▶ WHAT TO PRODUCE:
Write out the listing in full, matching it word for word.

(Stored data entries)
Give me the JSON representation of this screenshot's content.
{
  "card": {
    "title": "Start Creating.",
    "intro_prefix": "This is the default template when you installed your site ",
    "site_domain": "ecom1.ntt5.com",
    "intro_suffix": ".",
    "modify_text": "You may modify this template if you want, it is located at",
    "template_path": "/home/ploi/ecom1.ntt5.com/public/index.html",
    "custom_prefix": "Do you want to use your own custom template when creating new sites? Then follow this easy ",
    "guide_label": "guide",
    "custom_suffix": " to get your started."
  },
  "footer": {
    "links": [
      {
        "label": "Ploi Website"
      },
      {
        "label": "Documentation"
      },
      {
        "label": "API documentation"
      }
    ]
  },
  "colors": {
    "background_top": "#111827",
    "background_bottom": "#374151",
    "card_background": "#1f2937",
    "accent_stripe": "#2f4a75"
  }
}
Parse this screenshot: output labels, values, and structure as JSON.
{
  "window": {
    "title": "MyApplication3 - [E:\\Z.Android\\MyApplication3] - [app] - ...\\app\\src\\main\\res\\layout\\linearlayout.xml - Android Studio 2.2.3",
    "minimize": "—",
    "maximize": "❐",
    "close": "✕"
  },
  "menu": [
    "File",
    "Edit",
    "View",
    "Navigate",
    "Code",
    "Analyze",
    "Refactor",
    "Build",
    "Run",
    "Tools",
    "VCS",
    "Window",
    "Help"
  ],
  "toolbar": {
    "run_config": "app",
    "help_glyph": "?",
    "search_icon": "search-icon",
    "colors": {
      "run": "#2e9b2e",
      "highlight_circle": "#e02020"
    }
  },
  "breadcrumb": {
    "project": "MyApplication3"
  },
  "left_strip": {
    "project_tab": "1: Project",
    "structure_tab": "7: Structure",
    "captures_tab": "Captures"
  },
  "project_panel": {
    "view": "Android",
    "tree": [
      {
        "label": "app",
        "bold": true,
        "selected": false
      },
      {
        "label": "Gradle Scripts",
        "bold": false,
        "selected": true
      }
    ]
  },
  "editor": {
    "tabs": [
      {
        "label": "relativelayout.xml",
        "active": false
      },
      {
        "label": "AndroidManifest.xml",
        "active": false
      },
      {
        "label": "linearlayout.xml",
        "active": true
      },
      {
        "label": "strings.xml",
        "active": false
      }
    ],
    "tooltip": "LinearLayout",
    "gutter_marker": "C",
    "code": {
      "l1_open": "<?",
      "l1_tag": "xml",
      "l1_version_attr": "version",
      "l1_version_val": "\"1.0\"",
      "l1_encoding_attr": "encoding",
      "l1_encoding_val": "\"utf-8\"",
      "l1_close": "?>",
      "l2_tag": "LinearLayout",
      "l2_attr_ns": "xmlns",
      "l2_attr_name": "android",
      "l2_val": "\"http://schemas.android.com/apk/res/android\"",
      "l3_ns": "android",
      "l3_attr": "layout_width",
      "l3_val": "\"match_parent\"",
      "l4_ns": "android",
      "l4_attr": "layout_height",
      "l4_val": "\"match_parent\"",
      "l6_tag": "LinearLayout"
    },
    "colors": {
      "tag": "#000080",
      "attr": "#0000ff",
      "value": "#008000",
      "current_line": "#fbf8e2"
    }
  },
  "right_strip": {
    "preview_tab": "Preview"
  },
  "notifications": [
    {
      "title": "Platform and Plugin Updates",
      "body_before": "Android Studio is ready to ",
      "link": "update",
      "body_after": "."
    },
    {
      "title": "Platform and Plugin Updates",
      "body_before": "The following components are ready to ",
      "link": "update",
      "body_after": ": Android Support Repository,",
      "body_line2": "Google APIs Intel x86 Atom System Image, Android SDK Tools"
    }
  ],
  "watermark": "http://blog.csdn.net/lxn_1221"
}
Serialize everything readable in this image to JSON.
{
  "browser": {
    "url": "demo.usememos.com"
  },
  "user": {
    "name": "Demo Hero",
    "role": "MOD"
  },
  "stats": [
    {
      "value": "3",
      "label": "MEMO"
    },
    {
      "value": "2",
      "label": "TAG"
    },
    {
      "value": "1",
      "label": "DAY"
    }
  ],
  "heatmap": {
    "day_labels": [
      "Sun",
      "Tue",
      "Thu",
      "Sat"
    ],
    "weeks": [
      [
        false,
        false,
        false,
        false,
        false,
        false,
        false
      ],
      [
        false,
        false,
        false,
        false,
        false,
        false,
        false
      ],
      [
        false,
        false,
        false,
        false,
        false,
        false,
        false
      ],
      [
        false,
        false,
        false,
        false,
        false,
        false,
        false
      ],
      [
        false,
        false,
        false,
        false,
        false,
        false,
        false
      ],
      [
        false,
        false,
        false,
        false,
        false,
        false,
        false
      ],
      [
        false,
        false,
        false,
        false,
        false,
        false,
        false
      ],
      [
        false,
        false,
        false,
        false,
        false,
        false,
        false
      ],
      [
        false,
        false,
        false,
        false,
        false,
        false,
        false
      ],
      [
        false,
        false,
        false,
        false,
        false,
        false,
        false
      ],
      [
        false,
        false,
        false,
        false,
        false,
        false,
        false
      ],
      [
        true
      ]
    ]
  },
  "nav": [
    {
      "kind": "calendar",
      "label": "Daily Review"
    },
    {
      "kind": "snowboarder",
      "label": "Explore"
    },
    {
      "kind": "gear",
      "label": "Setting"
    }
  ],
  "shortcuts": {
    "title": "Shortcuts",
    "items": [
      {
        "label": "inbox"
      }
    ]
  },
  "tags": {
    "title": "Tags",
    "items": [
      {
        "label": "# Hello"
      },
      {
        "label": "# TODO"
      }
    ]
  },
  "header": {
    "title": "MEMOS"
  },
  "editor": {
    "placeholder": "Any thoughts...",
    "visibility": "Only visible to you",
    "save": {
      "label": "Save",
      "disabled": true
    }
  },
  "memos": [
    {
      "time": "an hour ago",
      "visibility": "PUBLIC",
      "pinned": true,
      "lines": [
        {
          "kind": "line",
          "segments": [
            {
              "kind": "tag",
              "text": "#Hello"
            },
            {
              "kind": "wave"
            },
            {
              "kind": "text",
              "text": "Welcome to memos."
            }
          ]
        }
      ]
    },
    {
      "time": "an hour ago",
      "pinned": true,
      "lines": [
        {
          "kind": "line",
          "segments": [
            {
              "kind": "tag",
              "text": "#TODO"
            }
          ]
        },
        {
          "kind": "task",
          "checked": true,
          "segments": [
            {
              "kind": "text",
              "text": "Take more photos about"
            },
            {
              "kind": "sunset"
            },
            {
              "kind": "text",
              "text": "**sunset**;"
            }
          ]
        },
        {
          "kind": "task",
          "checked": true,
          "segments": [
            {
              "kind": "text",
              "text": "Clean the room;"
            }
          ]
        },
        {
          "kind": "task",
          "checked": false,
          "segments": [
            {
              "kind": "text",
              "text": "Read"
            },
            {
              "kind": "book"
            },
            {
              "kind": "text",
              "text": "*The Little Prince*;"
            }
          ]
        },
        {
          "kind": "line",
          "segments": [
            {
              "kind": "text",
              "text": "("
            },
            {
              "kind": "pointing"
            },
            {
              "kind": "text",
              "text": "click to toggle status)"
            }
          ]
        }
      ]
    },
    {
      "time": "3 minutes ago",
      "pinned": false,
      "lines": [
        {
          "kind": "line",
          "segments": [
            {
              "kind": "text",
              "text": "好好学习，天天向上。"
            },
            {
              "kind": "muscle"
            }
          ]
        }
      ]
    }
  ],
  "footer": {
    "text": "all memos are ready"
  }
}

▶ OUTPUT BELOW:
Give me the JSON representation of this screenshot's content.
{
  "card": {
    "title": "Start Creating.",
    "intro_prefix": "This is the default template when you installed your site ",
    "site_domain": "ecom1.ntt5.com",
    "intro_suffix": ".",
    "modify_text": "You may modify this template if you want, it is located at",
    "template_path": "/home/ploi/ecom1.ntt5.com/public/index.html",
    "custom_prefix": "Do you want to use your own custom template when creating new sites? Then follow this easy ",
    "guide_label": "guide",
    "custom_suffix": " to get your started."
  },
  "footer": {
    "links": [
      {
        "label": "Ploi Website"
      },
      {
        "label": "Documentation"
      },
      {
        "label": "API documentation"
      }
    ]
  },
  "colors": {
    "background_top": "#111827",
    "background_bottom": "#374151",
    "card_background": "#1f2937",
    "accent_stripe": "#2f4a75"
  }
}
Parse this screenshot: output labels, values, and structure as JSON.
{
  "window": {
    "title": "MyApplication3 - [E:\\Z.Android\\MyApplication3] - [app] - ...\\app\\src\\main\\res\\layout\\linearlayout.xml - Android Studio 2.2.3",
    "minimize": "—",
    "maximize": "❐",
    "close": "✕"
  },
  "menu": [
    "File",
    "Edit",
    "View",
    "Navigate",
    "Code",
    "Analyze",
    "Refactor",
    "Build",
    "Run",
    "Tools",
    "VCS",
    "Window",
    "Help"
  ],
  "toolbar": {
    "run_config": "app",
    "help_glyph": "?",
    "search_icon": "search-icon",
    "colors": {
      "run": "#2e9b2e",
      "highlight_circle": "#e02020"
    }
  },
  "breadcrumb": {
    "project": "MyApplication3"
  },
  "left_strip": {
    "project_tab": "1: Project",
    "structure_tab": "7: Structure",
    "captures_tab": "Captures"
  },
  "project_panel": {
    "view": "Android",
    "tree": [
      {
        "label": "app",
        "bold": true,
        "selected": false
      },
      {
        "label": "Gradle Scripts",
        "bold": false,
        "selected": true
      }
    ]
  },
  "editor": {
    "tabs": [
      {
        "label": "relativelayout.xml",
        "active": false
      },
      {
        "label": "AndroidManifest.xml",
        "active": false
      },
      {
        "label": "linearlayout.xml",
        "active": true
      },
      {
        "label": "strings.xml",
        "active": false
      }
    ],
    "tooltip": "LinearLayout",
    "gutter_marker": "C",
    "code": {
      "l1_open": "<?",
      "l1_tag": "xml",
      "l1_version_attr": "version",
      "l1_version_val": "\"1.0\"",
      "l1_encoding_attr": "encoding",
      "l1_encoding_val": "\"utf-8\"",
      "l1_close": "?>",
      "l2_tag": "LinearLayout",
      "l2_attr_ns": "xmlns",
      "l2_attr_name": "android",
      "l2_val": "\"http://schemas.android.com/apk/res/android\"",
      "l3_ns": "android",
      "l3_attr": "layout_width",
      "l3_val": "\"match_parent\"",
      "l4_ns": "android",
      "l4_attr": "layout_height",
      "l4_val": "\"match_parent\"",
      "l6_tag": "LinearLayout"
    },
    "colors": {
      "tag": "#000080",
      "attr": "#0000ff",
      "value": "#008000",
      "current_line": "#fbf8e2"
    }
  },
  "right_strip": {
    "preview_tab": "Preview"
  },
  "notifications": [
    {
      "title": "Platform and Plugin Updates",
      "body_before": "Android Studio is ready to ",
      "link": "update",
      "body_after": "."
    },
    {
      "title": "Platform and Plugin Updates",
      "body_before": "The following components are ready to ",
      "link": "update",
      "body_after": ": Android Support Repository,",
      "body_line2": "Google APIs Intel x86 Atom System Image, Android SDK Tools"
    }
  ],
  "watermark": "http://blog.csdn.net/lxn_1221"
}
Serialize everything readable in this image to JSON.
{
  "browser": {
    "url": "demo.usememos.com"
  },
  "user": {
    "name": "Demo Hero",
    "role": "MOD"
  },
  "stats": [
    {
      "value": "3",
      "label": "MEMO"
    },
    {
      "value": "2",
      "label": "TAG"
    },
    {
      "value": "1",
      "label": "DAY"
    }
  ],
  "heatmap": {
    "day_labels": [
      "Sun",
      "Tue",
      "Thu",
      "Sat"
    ],
    "weeks": [
      [
        false,
        false,
        false,
        false,
        false,
        false,
        false
      ],
      [
        false,
        false,
        false,
        false,
        false,
        false,
        false
      ],
      [
        false,
        false,
        false,
        false,
        false,
        false,
        false
      ],
      [
        false,
        false,
        false,
        false,
        false,
        false,
        false
      ],
      [
        false,
        false,
        false,
        false,
        false,
        false,
        false
      ],
      [
        false,
        false,
        false,
        false,
        false,
        false,
        false
      ],
      [
        false,
        false,
        false,
        false,
        false,
        false,
        false
      ],
      [
        false,
        false,
        false,
        false,
        false,
        false,
        false
      ],
      [
        false,
        false,
        false,
        false,
        false,
        false,
        false
      ],
      [
        false,
        false,
        false,
        false,
        false,
        false,
        false
      ],
      [
        false,
        false,
        false,
        false,
        false,
        false,
        false
      ],
      [
        true
      ]
    ]
  },
  "nav": [
    {
      "kind": "calendar",
      "label": "Daily Review"
    },
    {
      "kind": "snowboarder",
      "label": "Explore"
    },
    {
      "kind": "gear",
      "label": "Setting"
    }
  ],
  "shortcuts": {
    "title": "Shortcuts",
    "items": [
      {
        "label": "inbox"
      }
    ]
  },
  "tags": {
    "title": "Tags",
    "items": [
      {
        "label": "# Hello"
      },
      {
        "label": "# TODO"
      }
    ]
  },
  "header": {
    "title": "MEMOS"
  },
  "editor": {
    "placeholder": "Any thoughts...",
    "visibility": "Only visible to you",
    "save": {
      "label": "Save",
      "disabled": true
    }
  },
  "memos": [
    {
      "time": "an hour ago",
      "visibility": "PUBLIC",
      "pinned": true,
      "lines": [
        {
          "kind": "line",
          "segments": [
            {
              "kind": "tag",
              "text": "#Hello"
            },
            {
              "kind": "wave"
            },
            {
              "kind": "text",
              "text": "Welcome to memos."
            }
          ]
        }
      ]
    },
    {
      "time": "an hour ago",
      "pinned": true,
      "lines": [
        {
          "kind": "line",
          "segments": [
            {
              "kind": "tag",
              "text": "#TODO"
            }
          ]
        },
        {
          "kind": "task",
          "checked": true,
          "segments": [
            {
              "kind": "text",
              "text": "Take more photos about"
            },
            {
              "kind": "sunset"
            },
            {
              "kind": "text",
              "text": "**sunset**;"
            }
          ]
        },
        {
          "kind": "task",
          "checked": true,
          "segments": [
            {
              "kind": "text",
              "text": "Clean the room;"
            }
          ]
        },
        {
          "kind": "task",
          "checked": false,
          "segments": [
            {
              "kind": "text",
              "text": "Read"
            },
            {
              "kind": "book"
            },
            {
              "kind": "text",
              "text": "*The Little Prince*;"
            }
          ]
        },
        {
          "kind": "line",
          "segments": [
            {
              "kind": "text",
              "text": "("
            },
            {
              "kind": "pointing"
            },
            {
              "kind": "text",
              "text": "click to toggle status)"
            }
          ]
        }
      ]
    },
    {
      "time": "3 minutes ago",
      "pinned": false,
      "lines": [
        {
          "kind": "line",
          "segments": [
            {
              "kind": "text",
              "text": "好好学习，天天向上。"
            },
            {
              "kind": "muscle"
            }
          ]
        }
      ]
    }
  ],
  "footer": {
    "text": "all memos are ready"
  }
}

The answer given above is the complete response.